Items
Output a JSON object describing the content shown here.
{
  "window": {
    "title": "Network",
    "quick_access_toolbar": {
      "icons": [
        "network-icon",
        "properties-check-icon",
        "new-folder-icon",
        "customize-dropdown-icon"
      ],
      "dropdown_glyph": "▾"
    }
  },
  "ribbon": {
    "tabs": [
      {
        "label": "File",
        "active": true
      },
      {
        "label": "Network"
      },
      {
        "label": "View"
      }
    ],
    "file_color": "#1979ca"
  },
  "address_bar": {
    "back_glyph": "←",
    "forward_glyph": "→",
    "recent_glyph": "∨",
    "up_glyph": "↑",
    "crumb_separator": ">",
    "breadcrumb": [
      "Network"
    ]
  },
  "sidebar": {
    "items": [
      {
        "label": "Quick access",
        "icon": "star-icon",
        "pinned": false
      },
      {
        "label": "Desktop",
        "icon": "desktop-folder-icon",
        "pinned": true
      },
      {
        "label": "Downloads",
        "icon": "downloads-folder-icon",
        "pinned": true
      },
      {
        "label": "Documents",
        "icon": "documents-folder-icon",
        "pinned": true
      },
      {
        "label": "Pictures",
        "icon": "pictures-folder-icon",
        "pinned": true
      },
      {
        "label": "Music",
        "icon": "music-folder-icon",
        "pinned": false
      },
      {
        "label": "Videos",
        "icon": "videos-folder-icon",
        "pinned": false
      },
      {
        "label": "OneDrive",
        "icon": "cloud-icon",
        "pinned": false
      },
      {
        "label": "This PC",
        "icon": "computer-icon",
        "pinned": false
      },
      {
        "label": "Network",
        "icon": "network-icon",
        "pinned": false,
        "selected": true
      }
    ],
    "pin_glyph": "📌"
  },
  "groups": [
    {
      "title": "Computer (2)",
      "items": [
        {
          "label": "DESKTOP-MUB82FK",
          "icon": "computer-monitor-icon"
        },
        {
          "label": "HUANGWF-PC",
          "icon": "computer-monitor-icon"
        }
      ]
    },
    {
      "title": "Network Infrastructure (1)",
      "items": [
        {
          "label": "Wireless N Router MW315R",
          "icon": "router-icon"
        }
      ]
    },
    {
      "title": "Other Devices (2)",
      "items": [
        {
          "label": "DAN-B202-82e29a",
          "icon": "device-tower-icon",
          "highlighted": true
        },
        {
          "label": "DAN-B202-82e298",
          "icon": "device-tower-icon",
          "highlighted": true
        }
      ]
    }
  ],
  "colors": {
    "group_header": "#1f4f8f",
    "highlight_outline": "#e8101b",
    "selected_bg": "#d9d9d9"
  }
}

Brief
Which lines hold the word "folder"? Copy each of them from the records.

Output for this task
        "new-folder-icon",
        "icon": "desktop-folder-icon",
        "icon": "downloads-folder-icon",
        "icon": "documents-folder-icon",
        "icon": "pictures-folder-icon",
        "icon": "music-folder-icon",
        "icon": "videos-folder-icon",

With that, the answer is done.